Collected data ::
>>>>>
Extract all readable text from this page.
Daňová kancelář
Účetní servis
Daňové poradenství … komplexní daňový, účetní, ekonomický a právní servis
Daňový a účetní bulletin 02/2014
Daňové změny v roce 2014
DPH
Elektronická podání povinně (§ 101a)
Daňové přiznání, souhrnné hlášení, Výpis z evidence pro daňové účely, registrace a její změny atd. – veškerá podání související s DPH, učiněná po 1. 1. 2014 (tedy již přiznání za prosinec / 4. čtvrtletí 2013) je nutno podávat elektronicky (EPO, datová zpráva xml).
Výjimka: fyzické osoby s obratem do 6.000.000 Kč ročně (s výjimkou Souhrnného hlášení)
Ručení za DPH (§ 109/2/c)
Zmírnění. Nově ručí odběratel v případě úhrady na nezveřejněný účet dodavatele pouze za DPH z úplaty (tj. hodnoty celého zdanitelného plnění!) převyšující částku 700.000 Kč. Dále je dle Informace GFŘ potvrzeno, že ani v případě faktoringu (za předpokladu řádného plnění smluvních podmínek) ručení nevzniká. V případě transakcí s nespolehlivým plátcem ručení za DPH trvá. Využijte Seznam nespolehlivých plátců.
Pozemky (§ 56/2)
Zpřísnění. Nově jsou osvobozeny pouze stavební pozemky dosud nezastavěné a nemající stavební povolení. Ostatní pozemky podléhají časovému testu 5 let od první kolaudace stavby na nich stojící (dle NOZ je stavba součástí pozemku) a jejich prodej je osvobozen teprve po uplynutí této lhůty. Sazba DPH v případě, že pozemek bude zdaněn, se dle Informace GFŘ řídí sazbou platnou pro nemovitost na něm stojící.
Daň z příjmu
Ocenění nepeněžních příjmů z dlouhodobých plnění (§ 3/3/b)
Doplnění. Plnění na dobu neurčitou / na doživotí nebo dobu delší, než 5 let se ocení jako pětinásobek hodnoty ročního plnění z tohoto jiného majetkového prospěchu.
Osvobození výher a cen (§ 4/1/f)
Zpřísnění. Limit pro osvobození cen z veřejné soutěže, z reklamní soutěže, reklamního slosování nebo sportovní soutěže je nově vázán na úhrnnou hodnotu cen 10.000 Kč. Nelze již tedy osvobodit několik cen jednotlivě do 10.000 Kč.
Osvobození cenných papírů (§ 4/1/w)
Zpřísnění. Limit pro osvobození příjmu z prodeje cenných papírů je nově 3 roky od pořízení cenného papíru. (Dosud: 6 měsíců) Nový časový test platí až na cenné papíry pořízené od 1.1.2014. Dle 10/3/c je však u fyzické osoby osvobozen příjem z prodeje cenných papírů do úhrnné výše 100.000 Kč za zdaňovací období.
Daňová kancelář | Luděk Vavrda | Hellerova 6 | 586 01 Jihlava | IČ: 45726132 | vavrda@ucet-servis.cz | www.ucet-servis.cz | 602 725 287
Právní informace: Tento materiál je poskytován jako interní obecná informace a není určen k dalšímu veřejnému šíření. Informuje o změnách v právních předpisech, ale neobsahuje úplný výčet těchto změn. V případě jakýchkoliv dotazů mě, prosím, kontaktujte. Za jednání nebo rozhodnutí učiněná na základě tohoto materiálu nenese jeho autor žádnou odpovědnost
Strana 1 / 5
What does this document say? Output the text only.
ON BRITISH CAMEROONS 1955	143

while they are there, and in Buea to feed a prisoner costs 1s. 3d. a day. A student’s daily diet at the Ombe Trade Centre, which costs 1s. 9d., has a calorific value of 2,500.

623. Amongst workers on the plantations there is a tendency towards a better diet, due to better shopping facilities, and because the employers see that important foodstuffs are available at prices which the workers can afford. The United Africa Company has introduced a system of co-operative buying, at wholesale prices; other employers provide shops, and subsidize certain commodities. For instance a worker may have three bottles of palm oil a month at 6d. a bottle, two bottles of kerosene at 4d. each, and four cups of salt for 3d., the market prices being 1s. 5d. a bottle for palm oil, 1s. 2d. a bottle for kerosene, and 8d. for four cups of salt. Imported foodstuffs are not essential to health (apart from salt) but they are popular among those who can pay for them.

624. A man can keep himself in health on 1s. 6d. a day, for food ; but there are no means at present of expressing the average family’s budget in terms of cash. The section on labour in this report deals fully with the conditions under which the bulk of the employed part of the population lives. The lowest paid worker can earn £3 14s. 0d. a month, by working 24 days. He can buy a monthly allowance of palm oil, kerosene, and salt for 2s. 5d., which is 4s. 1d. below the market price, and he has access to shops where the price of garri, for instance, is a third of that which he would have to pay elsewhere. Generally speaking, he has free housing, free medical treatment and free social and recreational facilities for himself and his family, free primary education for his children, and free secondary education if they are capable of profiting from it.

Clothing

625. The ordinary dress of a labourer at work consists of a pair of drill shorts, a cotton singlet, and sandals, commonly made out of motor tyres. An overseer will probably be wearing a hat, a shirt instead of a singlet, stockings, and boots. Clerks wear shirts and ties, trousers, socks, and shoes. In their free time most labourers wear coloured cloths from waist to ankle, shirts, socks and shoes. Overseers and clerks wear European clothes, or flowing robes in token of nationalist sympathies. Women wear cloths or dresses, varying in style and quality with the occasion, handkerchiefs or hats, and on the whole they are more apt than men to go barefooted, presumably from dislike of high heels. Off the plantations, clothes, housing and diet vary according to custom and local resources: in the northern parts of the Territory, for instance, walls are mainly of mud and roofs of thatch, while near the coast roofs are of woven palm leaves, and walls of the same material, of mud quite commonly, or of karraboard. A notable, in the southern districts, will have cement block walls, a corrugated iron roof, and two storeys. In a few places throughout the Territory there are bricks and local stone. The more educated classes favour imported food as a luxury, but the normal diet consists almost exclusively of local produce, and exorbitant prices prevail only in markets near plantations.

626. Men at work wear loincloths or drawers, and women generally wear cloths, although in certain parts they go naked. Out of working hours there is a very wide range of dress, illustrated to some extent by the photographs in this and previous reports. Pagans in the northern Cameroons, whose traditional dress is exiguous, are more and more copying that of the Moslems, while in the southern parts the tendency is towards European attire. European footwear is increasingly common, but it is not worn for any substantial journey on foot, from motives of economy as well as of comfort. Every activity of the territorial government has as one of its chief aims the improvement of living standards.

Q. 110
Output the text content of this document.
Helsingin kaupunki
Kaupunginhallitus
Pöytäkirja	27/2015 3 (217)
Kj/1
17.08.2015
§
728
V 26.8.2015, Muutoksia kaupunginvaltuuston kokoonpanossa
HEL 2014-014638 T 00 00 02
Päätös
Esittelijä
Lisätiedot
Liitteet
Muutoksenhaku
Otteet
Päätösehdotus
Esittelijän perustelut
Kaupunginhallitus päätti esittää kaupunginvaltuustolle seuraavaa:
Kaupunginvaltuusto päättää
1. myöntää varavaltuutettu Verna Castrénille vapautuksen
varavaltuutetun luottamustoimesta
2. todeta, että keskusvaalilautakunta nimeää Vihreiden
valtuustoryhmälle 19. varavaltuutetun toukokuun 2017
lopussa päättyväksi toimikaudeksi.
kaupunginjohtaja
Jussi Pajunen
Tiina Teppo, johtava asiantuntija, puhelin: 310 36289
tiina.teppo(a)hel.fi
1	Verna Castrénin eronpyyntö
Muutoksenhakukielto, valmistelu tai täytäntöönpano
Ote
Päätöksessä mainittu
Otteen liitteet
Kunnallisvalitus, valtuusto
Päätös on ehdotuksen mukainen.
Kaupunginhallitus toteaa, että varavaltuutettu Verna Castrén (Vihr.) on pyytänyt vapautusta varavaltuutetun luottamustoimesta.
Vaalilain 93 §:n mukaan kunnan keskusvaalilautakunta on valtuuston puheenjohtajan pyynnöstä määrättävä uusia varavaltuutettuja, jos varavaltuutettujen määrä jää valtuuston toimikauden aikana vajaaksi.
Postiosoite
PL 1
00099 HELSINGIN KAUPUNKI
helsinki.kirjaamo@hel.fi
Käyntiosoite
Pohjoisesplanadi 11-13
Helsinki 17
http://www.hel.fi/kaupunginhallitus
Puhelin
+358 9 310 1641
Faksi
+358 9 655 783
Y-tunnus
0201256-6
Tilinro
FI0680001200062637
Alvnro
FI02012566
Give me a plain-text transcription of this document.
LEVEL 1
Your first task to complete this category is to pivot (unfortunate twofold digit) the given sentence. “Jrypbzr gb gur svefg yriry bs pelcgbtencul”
<<<<<
Stated goal ::
Find the word "Verna" in the data and show each line that holds it.

Exercise answer ::
1. myöntää varavaltuutettu Verna Castrénille vapautuksen
1	Verna Castrénin eronpyyntö
Kaupunginhallitus toteaa, että varavaltuutettu Verna Castrén (Vihr.) on pyytänyt vapautusta varavaltuutetun luottamustoimesta.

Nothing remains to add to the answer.